GIVEN REQUEST:
Pick out every line that holds the string "размер" and copy it.

DATA LINES:
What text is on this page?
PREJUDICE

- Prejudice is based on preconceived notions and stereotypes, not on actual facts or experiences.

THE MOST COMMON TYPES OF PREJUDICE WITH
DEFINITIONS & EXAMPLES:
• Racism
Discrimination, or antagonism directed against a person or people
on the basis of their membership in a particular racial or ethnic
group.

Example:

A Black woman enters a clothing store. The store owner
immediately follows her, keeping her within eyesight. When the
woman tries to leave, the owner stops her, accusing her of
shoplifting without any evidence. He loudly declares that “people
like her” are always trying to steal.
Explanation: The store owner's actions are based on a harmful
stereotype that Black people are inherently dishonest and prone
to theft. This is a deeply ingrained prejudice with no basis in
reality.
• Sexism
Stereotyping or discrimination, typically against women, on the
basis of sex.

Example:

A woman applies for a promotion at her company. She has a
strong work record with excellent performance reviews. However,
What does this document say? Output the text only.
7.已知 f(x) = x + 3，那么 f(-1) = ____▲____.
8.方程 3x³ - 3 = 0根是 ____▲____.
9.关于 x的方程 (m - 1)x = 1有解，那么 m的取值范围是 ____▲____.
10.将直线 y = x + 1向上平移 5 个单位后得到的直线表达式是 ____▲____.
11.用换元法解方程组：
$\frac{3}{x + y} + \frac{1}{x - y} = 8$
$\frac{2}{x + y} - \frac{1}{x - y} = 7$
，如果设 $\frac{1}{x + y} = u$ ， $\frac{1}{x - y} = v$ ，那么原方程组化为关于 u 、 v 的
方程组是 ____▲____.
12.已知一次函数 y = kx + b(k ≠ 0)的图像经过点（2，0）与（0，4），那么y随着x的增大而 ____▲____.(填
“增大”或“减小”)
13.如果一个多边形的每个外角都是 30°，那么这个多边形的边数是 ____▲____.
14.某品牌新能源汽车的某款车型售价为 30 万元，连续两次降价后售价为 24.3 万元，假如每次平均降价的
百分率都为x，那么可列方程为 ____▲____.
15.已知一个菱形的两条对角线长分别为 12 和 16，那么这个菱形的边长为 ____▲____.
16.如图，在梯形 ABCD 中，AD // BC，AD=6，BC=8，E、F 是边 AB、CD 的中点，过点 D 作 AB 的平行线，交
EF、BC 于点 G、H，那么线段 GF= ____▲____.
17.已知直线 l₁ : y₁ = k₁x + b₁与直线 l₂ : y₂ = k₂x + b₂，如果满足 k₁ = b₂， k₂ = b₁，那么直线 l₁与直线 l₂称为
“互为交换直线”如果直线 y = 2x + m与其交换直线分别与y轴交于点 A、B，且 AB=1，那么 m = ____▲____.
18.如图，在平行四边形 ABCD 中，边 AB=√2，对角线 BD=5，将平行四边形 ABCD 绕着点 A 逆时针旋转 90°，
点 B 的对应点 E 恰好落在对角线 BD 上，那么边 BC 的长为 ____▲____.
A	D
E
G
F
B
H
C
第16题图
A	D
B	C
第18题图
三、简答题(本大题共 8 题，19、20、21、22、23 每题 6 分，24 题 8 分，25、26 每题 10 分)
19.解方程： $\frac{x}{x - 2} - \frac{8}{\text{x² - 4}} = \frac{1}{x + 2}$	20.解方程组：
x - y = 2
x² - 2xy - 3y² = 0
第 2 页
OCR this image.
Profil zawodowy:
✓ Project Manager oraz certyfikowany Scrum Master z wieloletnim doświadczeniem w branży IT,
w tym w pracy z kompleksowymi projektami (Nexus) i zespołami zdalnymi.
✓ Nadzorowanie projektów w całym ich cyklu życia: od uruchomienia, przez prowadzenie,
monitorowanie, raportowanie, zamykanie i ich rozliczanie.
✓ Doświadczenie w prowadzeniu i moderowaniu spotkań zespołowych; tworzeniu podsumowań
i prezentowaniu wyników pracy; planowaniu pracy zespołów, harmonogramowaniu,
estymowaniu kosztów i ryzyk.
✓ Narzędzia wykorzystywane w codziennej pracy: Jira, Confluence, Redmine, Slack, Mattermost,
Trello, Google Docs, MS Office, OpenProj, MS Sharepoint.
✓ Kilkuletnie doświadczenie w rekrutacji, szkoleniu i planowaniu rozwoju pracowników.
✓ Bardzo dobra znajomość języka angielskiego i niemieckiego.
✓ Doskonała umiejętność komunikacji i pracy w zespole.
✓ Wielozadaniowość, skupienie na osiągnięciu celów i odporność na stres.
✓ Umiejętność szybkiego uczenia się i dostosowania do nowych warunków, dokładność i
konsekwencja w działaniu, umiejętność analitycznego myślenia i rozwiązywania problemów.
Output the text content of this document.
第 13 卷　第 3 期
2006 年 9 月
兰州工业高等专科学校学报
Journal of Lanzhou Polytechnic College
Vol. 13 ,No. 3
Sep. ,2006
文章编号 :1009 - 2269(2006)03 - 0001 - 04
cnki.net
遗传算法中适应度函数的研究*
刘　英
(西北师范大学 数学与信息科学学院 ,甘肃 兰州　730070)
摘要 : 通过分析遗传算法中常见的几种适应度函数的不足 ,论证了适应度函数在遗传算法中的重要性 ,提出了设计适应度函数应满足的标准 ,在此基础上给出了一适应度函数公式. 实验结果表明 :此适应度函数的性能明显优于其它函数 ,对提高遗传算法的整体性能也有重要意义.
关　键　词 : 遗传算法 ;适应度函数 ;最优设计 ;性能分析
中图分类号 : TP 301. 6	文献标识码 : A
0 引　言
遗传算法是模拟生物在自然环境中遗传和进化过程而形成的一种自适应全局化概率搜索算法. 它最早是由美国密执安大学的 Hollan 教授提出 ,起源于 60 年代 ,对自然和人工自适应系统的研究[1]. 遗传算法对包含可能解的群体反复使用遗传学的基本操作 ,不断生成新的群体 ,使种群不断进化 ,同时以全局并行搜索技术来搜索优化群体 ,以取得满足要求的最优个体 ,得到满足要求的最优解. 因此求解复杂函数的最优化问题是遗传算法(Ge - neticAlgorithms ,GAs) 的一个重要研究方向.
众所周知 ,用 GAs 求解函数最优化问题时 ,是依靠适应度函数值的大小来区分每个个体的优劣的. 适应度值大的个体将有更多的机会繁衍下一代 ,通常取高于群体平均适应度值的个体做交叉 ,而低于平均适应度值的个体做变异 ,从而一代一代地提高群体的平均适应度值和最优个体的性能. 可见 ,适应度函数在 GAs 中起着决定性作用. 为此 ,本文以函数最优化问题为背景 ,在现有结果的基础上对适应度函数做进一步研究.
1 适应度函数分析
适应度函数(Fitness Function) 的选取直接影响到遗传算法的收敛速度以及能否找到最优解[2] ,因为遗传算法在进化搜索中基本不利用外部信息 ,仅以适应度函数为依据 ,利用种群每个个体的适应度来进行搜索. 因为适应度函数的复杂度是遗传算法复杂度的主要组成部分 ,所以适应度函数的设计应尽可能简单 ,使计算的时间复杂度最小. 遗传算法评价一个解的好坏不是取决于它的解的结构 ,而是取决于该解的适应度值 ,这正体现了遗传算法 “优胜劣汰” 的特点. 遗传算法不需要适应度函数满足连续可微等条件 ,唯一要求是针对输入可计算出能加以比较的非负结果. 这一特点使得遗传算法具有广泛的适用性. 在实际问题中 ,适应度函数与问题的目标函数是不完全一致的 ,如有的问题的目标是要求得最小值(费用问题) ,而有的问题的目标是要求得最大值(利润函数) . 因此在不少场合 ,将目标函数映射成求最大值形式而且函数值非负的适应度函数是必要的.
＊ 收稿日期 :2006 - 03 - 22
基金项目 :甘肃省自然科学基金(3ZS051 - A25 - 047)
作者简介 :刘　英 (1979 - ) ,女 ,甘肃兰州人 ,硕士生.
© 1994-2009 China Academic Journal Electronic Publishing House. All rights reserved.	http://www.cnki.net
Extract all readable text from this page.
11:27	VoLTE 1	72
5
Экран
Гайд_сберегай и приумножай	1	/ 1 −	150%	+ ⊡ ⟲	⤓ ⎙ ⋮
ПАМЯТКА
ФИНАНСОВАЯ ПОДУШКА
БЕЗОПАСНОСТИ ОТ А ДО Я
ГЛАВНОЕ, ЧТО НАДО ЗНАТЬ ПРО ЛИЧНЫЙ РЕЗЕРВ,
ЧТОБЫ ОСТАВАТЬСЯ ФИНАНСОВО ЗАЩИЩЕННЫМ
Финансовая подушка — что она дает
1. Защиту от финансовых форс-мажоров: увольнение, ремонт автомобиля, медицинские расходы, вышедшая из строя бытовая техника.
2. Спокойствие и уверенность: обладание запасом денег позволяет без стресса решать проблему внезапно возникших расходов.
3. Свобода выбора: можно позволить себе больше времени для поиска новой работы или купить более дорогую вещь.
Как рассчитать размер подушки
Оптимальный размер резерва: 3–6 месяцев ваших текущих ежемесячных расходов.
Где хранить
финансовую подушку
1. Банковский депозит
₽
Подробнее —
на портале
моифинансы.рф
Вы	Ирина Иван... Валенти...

SOLUTION TO THIS EXERCISE:
Как рассчитать размер подушки
Оптимальный размер резерва: 3–6 месяцев ваших текущих ежемесячных расходов.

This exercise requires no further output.